▸ **Source material**
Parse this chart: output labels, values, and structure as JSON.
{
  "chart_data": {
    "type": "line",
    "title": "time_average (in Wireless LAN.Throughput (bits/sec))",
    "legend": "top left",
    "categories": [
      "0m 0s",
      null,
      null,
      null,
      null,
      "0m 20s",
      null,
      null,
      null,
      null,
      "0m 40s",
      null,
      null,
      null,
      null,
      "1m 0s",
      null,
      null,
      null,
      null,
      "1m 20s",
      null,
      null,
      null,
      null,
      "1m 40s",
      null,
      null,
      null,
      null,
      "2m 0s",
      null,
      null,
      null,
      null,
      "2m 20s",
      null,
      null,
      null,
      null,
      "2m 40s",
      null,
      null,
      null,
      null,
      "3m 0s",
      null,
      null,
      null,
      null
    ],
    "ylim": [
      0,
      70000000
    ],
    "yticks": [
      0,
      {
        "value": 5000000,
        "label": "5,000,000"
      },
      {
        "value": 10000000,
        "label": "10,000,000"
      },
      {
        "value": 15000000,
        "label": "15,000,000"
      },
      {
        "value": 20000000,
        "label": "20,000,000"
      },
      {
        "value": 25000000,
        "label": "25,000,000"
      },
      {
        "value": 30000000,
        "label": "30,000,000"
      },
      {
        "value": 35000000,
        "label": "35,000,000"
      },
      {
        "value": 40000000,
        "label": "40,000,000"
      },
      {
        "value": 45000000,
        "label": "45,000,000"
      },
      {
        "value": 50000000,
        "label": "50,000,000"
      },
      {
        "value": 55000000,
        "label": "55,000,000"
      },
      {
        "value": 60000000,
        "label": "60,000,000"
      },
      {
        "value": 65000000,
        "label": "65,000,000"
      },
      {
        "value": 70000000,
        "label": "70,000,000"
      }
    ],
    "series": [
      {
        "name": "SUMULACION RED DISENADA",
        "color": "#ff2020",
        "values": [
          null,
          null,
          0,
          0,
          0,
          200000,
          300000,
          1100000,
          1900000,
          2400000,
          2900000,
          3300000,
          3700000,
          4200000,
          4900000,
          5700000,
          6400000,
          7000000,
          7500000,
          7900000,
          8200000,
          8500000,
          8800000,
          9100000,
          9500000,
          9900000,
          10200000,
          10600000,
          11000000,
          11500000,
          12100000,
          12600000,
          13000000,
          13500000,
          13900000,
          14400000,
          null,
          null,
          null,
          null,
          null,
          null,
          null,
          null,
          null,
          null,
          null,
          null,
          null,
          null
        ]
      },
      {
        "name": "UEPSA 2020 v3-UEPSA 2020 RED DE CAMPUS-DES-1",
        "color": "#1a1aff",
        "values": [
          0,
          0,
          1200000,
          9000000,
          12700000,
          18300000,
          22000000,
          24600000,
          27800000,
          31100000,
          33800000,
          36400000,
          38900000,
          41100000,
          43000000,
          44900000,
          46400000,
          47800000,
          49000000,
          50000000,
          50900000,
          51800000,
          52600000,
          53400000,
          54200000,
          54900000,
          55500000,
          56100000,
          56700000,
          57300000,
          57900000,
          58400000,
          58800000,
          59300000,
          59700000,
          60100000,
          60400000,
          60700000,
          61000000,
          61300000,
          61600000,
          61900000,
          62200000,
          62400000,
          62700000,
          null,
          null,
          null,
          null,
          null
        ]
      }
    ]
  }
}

* * *

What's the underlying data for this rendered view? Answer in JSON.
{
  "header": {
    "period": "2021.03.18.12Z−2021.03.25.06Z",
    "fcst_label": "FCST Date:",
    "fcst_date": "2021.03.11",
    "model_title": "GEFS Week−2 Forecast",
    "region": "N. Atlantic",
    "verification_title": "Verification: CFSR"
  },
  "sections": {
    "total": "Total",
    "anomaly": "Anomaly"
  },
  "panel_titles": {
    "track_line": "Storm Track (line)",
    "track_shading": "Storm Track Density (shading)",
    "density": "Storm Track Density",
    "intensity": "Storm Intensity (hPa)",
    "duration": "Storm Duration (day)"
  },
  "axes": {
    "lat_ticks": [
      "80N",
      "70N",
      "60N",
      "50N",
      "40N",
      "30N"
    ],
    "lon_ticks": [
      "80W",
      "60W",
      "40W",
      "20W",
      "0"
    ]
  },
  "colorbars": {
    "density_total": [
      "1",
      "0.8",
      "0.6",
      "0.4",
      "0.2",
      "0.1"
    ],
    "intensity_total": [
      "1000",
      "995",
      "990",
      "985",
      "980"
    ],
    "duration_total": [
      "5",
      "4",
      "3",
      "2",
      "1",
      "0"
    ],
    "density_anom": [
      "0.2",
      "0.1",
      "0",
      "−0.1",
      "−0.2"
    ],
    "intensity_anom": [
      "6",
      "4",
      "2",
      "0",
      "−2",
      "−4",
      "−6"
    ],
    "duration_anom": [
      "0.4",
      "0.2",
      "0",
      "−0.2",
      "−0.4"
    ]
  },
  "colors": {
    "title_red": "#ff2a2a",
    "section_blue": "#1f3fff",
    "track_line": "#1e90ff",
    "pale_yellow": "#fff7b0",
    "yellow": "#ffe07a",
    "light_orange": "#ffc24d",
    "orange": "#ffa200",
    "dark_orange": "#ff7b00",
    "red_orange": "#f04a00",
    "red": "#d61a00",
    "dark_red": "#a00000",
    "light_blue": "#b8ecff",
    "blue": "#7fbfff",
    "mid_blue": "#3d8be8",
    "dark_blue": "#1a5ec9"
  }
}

* * *

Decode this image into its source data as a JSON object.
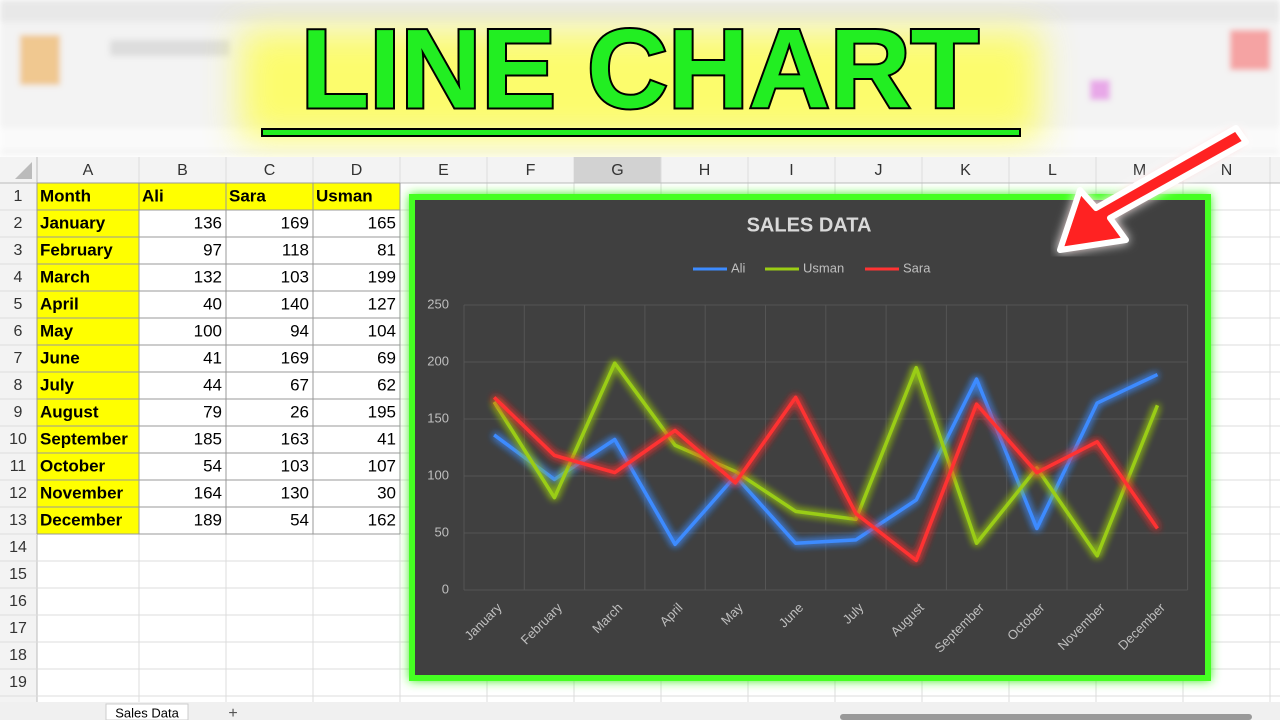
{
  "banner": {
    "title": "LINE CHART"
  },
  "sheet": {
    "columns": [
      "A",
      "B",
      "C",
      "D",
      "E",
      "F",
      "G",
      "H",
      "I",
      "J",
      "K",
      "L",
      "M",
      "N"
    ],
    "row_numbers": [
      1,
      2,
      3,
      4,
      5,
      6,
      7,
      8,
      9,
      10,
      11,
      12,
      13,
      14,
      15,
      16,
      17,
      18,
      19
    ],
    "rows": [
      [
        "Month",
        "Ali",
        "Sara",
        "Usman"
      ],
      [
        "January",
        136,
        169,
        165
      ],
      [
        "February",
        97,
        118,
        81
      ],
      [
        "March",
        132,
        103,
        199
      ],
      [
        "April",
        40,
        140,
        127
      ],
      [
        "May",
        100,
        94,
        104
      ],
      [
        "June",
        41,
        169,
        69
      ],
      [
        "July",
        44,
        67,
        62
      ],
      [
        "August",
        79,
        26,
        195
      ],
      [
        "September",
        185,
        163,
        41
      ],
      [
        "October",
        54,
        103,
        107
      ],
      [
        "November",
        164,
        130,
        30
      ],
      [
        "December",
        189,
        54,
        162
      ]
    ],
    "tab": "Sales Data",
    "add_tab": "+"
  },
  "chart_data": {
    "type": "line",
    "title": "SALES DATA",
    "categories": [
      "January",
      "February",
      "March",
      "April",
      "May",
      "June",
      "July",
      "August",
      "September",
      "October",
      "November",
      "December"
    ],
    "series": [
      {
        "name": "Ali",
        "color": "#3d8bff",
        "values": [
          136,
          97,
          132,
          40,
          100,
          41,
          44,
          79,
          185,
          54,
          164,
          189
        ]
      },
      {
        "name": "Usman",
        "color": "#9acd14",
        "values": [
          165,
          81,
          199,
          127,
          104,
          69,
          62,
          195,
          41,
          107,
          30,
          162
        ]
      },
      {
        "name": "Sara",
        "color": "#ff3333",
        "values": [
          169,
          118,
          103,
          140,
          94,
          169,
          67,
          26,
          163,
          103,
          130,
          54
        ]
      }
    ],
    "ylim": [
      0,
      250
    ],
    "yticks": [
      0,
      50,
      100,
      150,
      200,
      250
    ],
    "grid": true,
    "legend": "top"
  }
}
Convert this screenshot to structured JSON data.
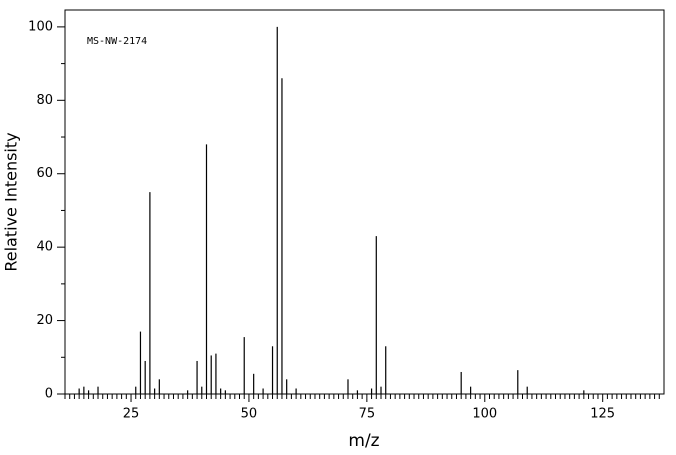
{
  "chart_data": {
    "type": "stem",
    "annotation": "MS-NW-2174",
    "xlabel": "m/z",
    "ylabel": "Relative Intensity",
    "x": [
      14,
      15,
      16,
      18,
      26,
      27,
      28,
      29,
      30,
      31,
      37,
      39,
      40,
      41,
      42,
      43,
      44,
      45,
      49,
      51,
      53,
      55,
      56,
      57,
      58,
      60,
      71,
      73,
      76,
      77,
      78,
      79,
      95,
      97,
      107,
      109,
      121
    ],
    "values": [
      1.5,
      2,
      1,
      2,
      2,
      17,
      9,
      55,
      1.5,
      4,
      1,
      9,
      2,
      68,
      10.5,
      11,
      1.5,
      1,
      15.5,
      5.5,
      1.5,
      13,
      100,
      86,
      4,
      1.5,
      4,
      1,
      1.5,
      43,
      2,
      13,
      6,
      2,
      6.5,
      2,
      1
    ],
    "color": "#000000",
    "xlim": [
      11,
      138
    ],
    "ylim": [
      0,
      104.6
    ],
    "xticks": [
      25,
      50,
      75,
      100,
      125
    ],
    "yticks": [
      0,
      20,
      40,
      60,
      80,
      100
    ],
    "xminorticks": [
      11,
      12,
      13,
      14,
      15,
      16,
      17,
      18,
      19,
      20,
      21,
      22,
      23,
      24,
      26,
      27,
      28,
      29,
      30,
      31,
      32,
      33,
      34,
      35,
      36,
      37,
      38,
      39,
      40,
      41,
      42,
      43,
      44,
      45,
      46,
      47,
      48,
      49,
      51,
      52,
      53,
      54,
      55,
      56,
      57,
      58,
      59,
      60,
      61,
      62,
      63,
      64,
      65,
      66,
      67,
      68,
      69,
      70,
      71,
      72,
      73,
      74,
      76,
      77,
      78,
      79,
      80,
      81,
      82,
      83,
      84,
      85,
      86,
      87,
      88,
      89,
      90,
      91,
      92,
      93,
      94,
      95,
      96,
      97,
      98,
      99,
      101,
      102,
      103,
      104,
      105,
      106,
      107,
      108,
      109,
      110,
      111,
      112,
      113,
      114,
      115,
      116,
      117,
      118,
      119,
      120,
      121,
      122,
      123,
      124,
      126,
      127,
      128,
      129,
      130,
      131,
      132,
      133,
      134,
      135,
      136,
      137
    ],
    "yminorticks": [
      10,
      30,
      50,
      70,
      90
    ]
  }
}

▸ **The request**
Scan the entries above. Copy each line that has the string "Storm".

▸ **Written response**
    "track_line": "Storm Track (line)",
    "track_shading": "Storm Track Density (shading)",
    "density": "Storm Track Density",
    "intensity": "Storm Intensity (hPa)",
    "duration": "Storm Duration (day)"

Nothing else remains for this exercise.